##### DATASET RECORDS #####

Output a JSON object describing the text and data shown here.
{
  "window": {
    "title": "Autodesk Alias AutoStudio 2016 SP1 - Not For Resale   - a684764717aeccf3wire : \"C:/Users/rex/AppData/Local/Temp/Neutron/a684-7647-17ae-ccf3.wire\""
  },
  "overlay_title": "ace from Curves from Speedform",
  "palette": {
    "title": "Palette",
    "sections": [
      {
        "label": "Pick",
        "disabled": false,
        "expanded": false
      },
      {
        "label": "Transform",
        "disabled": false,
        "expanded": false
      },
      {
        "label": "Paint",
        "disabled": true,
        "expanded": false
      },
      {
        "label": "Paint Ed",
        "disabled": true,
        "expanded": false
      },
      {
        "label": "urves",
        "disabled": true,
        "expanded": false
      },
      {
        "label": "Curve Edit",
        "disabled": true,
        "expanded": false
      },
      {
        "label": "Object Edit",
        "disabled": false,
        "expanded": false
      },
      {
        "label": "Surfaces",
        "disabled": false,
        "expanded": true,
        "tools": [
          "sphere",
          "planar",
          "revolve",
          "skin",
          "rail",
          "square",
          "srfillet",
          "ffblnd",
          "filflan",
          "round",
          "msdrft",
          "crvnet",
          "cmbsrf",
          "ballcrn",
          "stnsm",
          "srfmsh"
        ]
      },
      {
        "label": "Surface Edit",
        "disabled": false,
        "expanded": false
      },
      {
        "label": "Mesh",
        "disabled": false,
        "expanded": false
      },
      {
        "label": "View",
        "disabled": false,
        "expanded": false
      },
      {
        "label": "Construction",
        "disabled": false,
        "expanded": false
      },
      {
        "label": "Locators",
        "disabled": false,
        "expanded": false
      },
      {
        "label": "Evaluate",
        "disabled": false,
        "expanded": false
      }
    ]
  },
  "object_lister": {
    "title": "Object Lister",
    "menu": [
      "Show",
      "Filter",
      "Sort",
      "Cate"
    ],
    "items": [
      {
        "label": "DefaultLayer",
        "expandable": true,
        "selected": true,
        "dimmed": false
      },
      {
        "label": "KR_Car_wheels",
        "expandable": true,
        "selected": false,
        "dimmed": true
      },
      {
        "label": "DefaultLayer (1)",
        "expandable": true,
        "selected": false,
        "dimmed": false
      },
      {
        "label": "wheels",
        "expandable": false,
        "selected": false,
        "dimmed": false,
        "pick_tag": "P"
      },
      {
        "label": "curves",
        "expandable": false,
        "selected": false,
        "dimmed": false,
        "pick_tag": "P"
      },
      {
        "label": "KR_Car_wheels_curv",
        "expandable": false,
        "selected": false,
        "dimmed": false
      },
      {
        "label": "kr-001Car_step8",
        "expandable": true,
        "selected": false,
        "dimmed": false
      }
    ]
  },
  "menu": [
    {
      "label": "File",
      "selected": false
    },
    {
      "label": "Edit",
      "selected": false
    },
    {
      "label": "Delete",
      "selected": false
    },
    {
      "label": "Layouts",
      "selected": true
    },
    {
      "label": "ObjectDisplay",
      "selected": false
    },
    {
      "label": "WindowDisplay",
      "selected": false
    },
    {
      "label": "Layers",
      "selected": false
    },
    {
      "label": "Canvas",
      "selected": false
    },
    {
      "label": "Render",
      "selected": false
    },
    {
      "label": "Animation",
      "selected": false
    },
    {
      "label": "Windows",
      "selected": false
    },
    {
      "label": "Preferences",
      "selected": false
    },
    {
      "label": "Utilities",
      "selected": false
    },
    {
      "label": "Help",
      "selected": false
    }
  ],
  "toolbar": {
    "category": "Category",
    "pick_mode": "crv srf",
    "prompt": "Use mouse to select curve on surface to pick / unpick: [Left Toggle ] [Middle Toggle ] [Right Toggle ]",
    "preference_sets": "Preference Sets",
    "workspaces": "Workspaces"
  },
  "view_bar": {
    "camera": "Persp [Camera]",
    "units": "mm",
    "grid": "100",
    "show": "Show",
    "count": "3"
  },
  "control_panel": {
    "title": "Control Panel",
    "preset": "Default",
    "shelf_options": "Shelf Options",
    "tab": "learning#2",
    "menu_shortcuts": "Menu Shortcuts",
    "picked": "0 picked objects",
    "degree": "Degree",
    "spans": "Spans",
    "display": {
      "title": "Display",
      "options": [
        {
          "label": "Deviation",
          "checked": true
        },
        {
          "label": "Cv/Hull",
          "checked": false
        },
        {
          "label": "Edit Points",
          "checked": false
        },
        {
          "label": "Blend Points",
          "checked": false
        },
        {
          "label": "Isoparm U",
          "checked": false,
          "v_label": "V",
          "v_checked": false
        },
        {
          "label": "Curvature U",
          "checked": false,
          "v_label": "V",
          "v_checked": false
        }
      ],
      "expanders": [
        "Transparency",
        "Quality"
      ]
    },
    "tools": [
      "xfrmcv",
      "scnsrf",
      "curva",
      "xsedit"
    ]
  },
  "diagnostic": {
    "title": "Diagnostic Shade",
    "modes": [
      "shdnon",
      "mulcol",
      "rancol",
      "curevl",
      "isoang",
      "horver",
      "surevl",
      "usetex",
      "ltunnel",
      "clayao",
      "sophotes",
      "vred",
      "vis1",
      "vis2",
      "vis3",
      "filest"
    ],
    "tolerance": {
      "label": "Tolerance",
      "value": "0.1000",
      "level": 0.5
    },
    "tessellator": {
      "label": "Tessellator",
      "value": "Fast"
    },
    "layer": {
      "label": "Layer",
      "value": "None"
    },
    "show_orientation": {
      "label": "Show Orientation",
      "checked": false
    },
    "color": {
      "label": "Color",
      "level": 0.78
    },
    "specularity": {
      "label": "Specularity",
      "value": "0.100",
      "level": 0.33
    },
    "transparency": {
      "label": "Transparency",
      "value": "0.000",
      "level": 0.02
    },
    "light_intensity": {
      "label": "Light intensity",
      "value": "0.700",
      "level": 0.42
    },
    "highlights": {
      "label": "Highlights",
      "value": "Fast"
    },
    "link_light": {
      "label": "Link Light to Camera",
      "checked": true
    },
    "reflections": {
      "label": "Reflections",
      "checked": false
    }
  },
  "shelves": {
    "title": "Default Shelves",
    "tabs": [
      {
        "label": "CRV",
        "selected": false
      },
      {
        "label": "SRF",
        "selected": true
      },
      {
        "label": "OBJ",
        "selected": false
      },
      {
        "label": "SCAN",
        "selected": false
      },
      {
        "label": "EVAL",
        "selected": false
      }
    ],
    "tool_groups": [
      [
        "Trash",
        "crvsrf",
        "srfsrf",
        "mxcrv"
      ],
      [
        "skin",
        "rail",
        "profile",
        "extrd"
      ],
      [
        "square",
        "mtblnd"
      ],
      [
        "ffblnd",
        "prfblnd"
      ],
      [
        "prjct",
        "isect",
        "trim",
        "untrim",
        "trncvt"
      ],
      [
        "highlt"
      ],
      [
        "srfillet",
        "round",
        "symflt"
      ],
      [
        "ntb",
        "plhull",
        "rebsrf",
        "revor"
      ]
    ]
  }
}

#####

Reproduce every record above exactly as it appears.

Output a JSON object describing the text and data shown here.
{
  "window": {
    "title": "Autodesk Alias AutoStudio 2016 SP1 - Not For Resale   - a684764717aeccf3wire : \"C:/Users/rex/AppData/Local/Temp/Neutron/a684-7647-17ae-ccf3.wire\""
  },
  "overlay_title": "ace from Curves from Speedform",
  "palette": {
    "title": "Palette",
    "sections": [
      {
        "label": "Pick",
        "disabled": false,
        "expanded": false
      },
      {
        "label": "Transform",
        "disabled": false,
        "expanded": false
      },
      {
        "label": "Paint",
        "disabled": true,
        "expanded": false
      },
      {
        "label": "Paint Ed",
        "disabled": true,
        "expanded": false
      },
      {
        "label": "urves",
        "disabled": true,
        "expanded": false
      },
      {
        "label": "Curve Edit",
        "disabled": true,
        "expanded": false
      },
      {
        "label": "Object Edit",
        "disabled": false,
        "expanded": false
      },
      {
        "label": "Surfaces",
        "disabled": false,
        "expanded": true,
        "tools": [
          "sphere",
          "planar",
          "revolve",
          "skin",
          "rail",
          "square",
          "srfillet",
          "ffblnd",
          "filflan",
          "round",
          "msdrft",
          "crvnet",
          "cmbsrf",
          "ballcrn",
          "stnsm",
          "srfmsh"
        ]
      },
      {
        "label": "Surface Edit",
        "disabled": false,
        "expanded": false
      },
      {
        "label": "Mesh",
        "disabled": false,
        "expanded": false
      },
      {
        "label": "View",
        "disabled": false,
        "expanded": false
      },
      {
        "label": "Construction",
        "disabled": false,
        "expanded": false
      },
      {
        "label": "Locators",
        "disabled": false,
        "expanded": false
      },
      {
        "label": "Evaluate",
        "disabled": false,
        "expanded": false
      }
    ]
  },
  "object_lister": {
    "title": "Object Lister",
    "menu": [
      "Show",
      "Filter",
      "Sort",
      "Cate"
    ],
    "items": [
      {
        "label": "DefaultLayer",
        "expandable": true,
        "selected": true,
        "dimmed": false
      },
      {
        "label": "KR_Car_wheels",
        "expandable": true,
        "selected": false,
        "dimmed": true
      },
      {
        "label": "DefaultLayer (1)",
        "expandable": true,
        "selected": false,
        "dimmed": false
      },
      {
        "label": "wheels",
        "expandable": false,
        "selected": false,
        "dimmed": false,
        "pick_tag": "P"
      },
      {
        "label": "curves",
        "expandable": false,
        "selected": false,
        "dimmed": false,
        "pick_tag": "P"
      },
      {
        "label": "KR_Car_wheels_curv",
        "expandable": false,
        "selected": false,
        "dimmed": false
      },
      {
        "label": "kr-001Car_step8",
        "expandable": true,
        "selected": false,
        "dimmed": false
      }
    ]
  },
  "menu": [
    {
      "label": "File",
      "selected": false
    },
    {
      "label": "Edit",
      "selected": false
    },
    {
      "label": "Delete",
      "selected": false
    },
    {
      "label": "Layouts",
      "selected": true
    },
    {
      "label": "ObjectDisplay",
      "selected": false
    },
    {
      "label": "WindowDisplay",
      "selected": false
    },
    {
      "label": "Layers",
      "selected": false
    },
    {
      "label": "Canvas",
      "selected": false
    },
    {
      "label": "Render",
      "selected": false
    },
    {
      "label": "Animation",
      "selected": false
    },
    {
      "label": "Windows",
      "selected": false
    },
    {
      "label": "Preferences",
      "selected": false
    },
    {
      "label": "Utilities",
      "selected": false
    },
    {
      "label": "Help",
      "selected": false
    }
  ],
  "toolbar": {
    "category": "Category",
    "pick_mode": "crv srf",
    "prompt": "Use mouse to select curve on surface to pick / unpick: [Left Toggle ] [Middle Toggle ] [Right Toggle ]",
    "preference_sets": "Preference Sets",
    "workspaces": "Workspaces"
  },
  "view_bar": {
    "camera": "Persp [Camera]",
    "units": "mm",
    "grid": "100",
    "show": "Show",
    "count": "3"
  },
  "control_panel": {
    "title": "Control Panel",
    "preset": "Default",
    "shelf_options": "Shelf Options",
    "tab": "learning#2",
    "menu_shortcuts": "Menu Shortcuts",
    "picked": "0 picked objects",
    "degree": "Degree",
    "spans": "Spans",
    "display": {
      "title": "Display",
      "options": [
        {
          "label": "Deviation",
          "checked": true
        },
        {
          "label": "Cv/Hull",
          "checked": false
        },
        {
          "label": "Edit Points",
          "checked": false
        },
        {
          "label": "Blend Points",
          "checked": false
        },
        {
          "label": "Isoparm U",
          "checked": false,
          "v_label": "V",
          "v_checked": false
        },
        {
          "label": "Curvature U",
          "checked": false,
          "v_label": "V",
          "v_checked": false
        }
      ],
      "expanders": [
        "Transparency",
        "Quality"
      ]
    },
    "tools": [
      "xfrmcv",
      "scnsrf",
      "curva",
      "xsedit"
    ]
  },
  "diagnostic": {
    "title": "Diagnostic Shade",
    "modes": [
      "shdnon",
      "mulcol",
      "rancol",
      "curevl",
      "isoang",
      "horver",
      "surevl",
      "usetex",
      "ltunnel",
      "clayao",
      "sophotes",
      "vred",
      "vis1",
      "vis2",
      "vis3",
      "filest"
    ],
    "tolerance": {
      "label": "Tolerance",
      "value": "0.1000",
      "level": 0.5
    },
    "tessellator": {
      "label": "Tessellator",
      "value": "Fast"
    },
    "layer": {
      "label": "Layer",
      "value": "None"
    },
    "show_orientation": {
      "label": "Show Orientation",
      "checked": false
    },
    "color": {
      "label": "Color",
      "level": 0.78
    },
    "specularity": {
      "label": "Specularity",
      "value": "0.100",
      "level": 0.33
    },
    "transparency": {
      "label": "Transparency",
      "value": "0.000",
      "level": 0.02
    },
    "light_intensity": {
      "label": "Light intensity",
      "value": "0.700",
      "level": 0.42
    },
    "highlights": {
      "label": "Highlights",
      "value": "Fast"
    },
    "link_light": {
      "label": "Link Light to Camera",
      "checked": true
    },
    "reflections": {
      "label": "Reflections",
      "checked": false
    }
  },
  "shelves": {
    "title": "Default Shelves",
    "tabs": [
      {
        "label": "CRV",
        "selected": false
      },
      {
        "label": "SRF",
        "selected": true
      },
      {
        "label": "OBJ",
        "selected": false
      },
      {
        "label": "SCAN",
        "selected": false
      },
      {
        "label": "EVAL",
        "selected": false
      }
    ],
    "tool_groups": [
      [
        "Trash",
        "crvsrf",
        "srfsrf",
        "mxcrv"
      ],
      [
        "skin",
        "rail",
        "profile",
        "extrd"
      ],
      [
        "square",
        "mtblnd"
      ],
      [
        "ffblnd",
        "prfblnd"
      ],
      [
        "prjct",
        "isect",
        "trim",
        "untrim",
        "trncvt"
      ],
      [
        "highlt"
      ],
      [
        "srfillet",
        "round",
        "symflt"
      ],
      [
        "ntb",
        "plhull",
        "rebsrf",
        "revor"
      ]
    ]
  }
}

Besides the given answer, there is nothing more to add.